**Aim**
Resume the personal account of chairing a charity walk in the rain, picking up directly after its final sentence.

**Document text**
-------------------------

The Moment I Quit Volunteering!

It’s not easy sharing your mini-nervous breakdowns with the world, revealing how you’re flawed, but I’ll do it anyway.

In my previous post, I shared how I was chairing an outdoor charity walk on Sunday with over 1,000 people expected, lots of vendors and volunteers and the hopes of making 100,000 dollars to battle congenital heart defects and benefit the Children’s Heart Foundation and the Adult Congenital Heart Association. Every piece of planning was set and, as feared, I woke up to rain.

The previous night, our tent vendor had a family emergency and couldn’t set the tents up the night before. So, some sleep was lost fearing he might get kidnapped by aliens and we’d have no tents or tables on top of bad weather.

I put on my brand new Walmart rain boots and headed out at 6 a.m., with a bubble of excitement inside of me, but a black cloud hovering over it.

Volunteers started to show and the tents went up. Coated in plastic, we all got to work, everyone telling my pouty face that all would be okay and the event would be terrific. A little voice inside of me kept saying – no one will show up and your hundreds of hours of planning will be for not.

I hate that little voice, he’s so mean.

Five different people said –“I don’t get it, I looked at the radar and it should be clear! I don’t know why it’s raining.”

God doesn’t look at radars, He’s got His own plan, I thought. I didn’t think this in a God’s-got-this-it-will-be-good way, but in a thanks-for-nothing-God way.

I hate my little negative voice, I can be so mean.

I’d lost faith. In that moment, I couldn’t see the big picture, I didn’t see that every other time in my life, things work out for the best. I was bitter.

Vendors showed up, but the annoying misty rain kept covering everything. The bouncy house couldn’t go up in rain and one of the mascots couldn’t get wet so she stayed home. The clowns didn’t show. And oddly, I couldn’t find three of my signs, they disappeared. I take great pride in my yard signs and was distraught.

-------------------------

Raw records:
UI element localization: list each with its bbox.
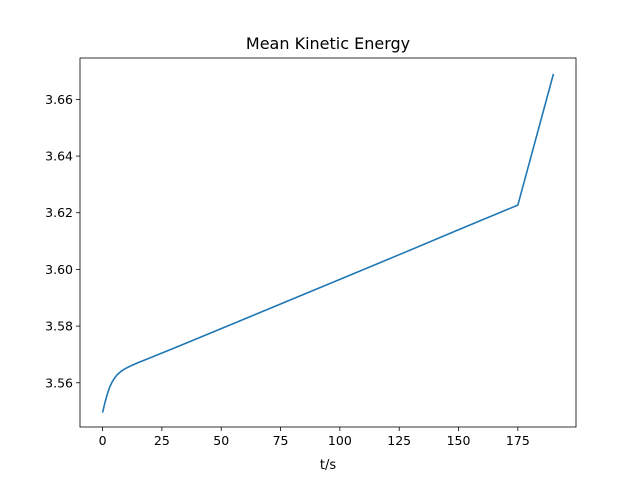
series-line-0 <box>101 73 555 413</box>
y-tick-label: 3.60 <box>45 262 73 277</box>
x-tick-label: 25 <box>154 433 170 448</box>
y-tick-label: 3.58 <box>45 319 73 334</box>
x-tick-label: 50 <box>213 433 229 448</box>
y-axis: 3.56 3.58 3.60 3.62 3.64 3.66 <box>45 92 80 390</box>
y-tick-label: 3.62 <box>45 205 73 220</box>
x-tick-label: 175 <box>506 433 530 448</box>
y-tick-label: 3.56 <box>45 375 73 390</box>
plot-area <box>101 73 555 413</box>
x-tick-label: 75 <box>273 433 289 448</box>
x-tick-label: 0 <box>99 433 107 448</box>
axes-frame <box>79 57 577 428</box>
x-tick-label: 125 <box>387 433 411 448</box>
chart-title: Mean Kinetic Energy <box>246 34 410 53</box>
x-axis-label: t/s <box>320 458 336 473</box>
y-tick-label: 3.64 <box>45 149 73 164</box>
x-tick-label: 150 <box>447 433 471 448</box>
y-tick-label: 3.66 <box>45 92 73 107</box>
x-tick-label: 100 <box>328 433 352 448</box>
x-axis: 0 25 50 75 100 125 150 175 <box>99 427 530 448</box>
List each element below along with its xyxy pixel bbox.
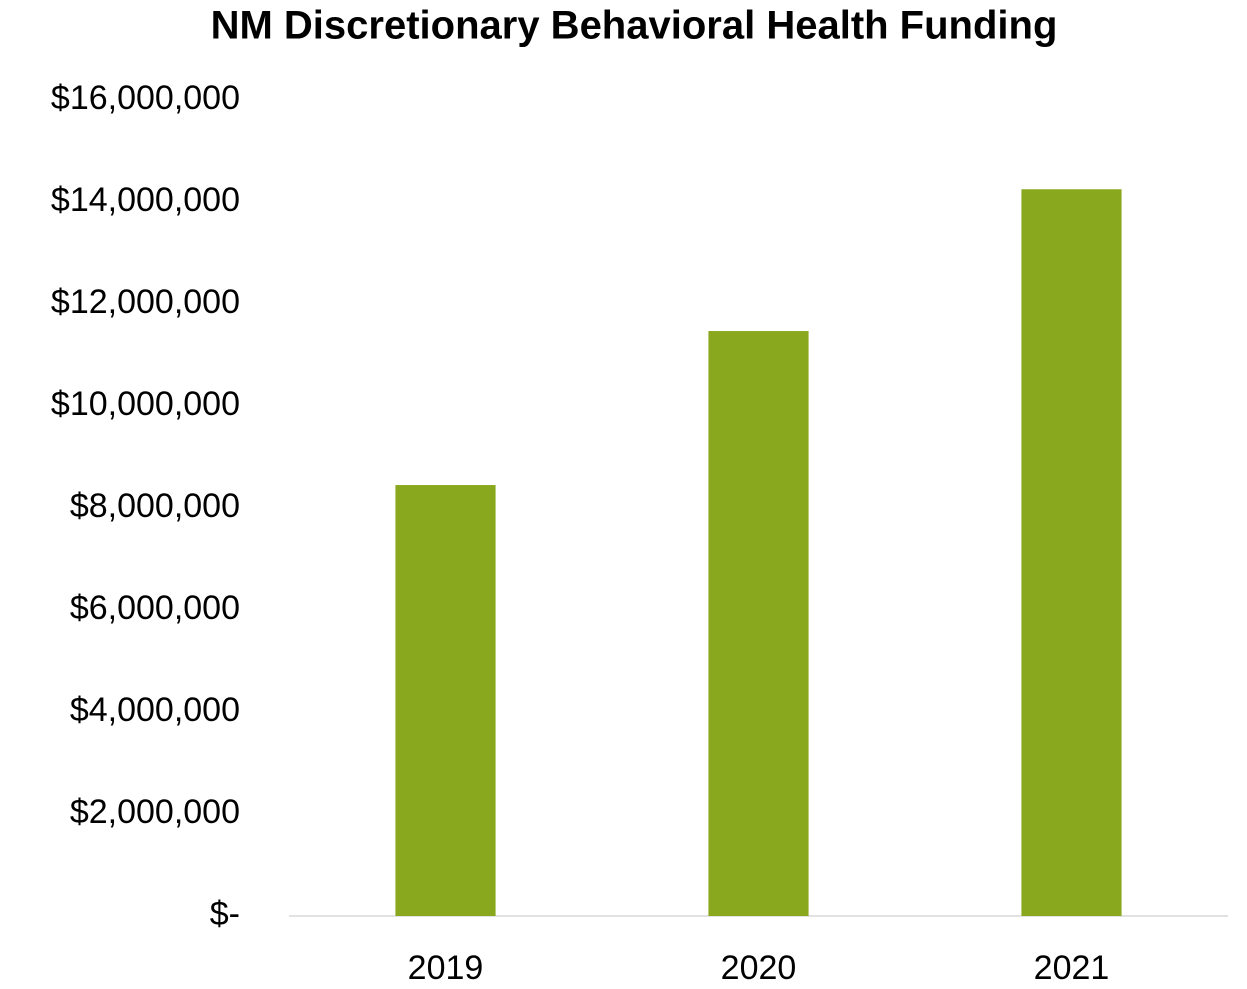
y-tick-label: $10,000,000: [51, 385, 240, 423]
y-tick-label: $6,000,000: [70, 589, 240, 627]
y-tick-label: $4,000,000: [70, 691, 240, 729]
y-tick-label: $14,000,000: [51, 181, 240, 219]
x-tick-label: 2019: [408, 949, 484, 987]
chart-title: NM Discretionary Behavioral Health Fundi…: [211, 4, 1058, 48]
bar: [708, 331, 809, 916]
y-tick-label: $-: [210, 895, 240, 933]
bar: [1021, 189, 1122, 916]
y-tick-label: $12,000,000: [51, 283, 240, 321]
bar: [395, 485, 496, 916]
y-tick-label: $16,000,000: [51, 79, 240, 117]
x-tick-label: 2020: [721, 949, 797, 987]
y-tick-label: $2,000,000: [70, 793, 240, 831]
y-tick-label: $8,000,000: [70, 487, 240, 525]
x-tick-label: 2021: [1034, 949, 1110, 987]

-------------------------

**Task output**
Walkers started to arrive, but hung out in the parking lot and I noticed the crowd was thinner than it had typically been at that time in years past. Standing in the rain for 2 hours must have taken its toll because I snapped. I couldn’t fake the positivity. I lost it. I walked to the Boathouse restroom to let out a little cry.

Right before disappearing into the building, I looked at the sky and said, “God, I think you’re showing me a sign. I can’t handle this stress. I’m done. I quit. I don’t want to do this anymore.”

After a moment of composing myself, I emerged. I hoped that the sky would be sunny and God would show his faithfulness. Instead, the wind whipped a little more, the raffle table was drenched, and the sky remained a depressing gray.

And the rain. Kept. Coming.

Then the DJ turned on the music. First song: Blame it on the Rain. I laughed. I spun around to take in the whole scene. The place was filling up. The parking lot was packed. Walkers were erecting their own tents and kids were splashing in puddles and waving heart balloons. The Steelers’ mascot, Steely McBeam, was dancing with a grandma. I felt my positive self emerge and I let myself relax.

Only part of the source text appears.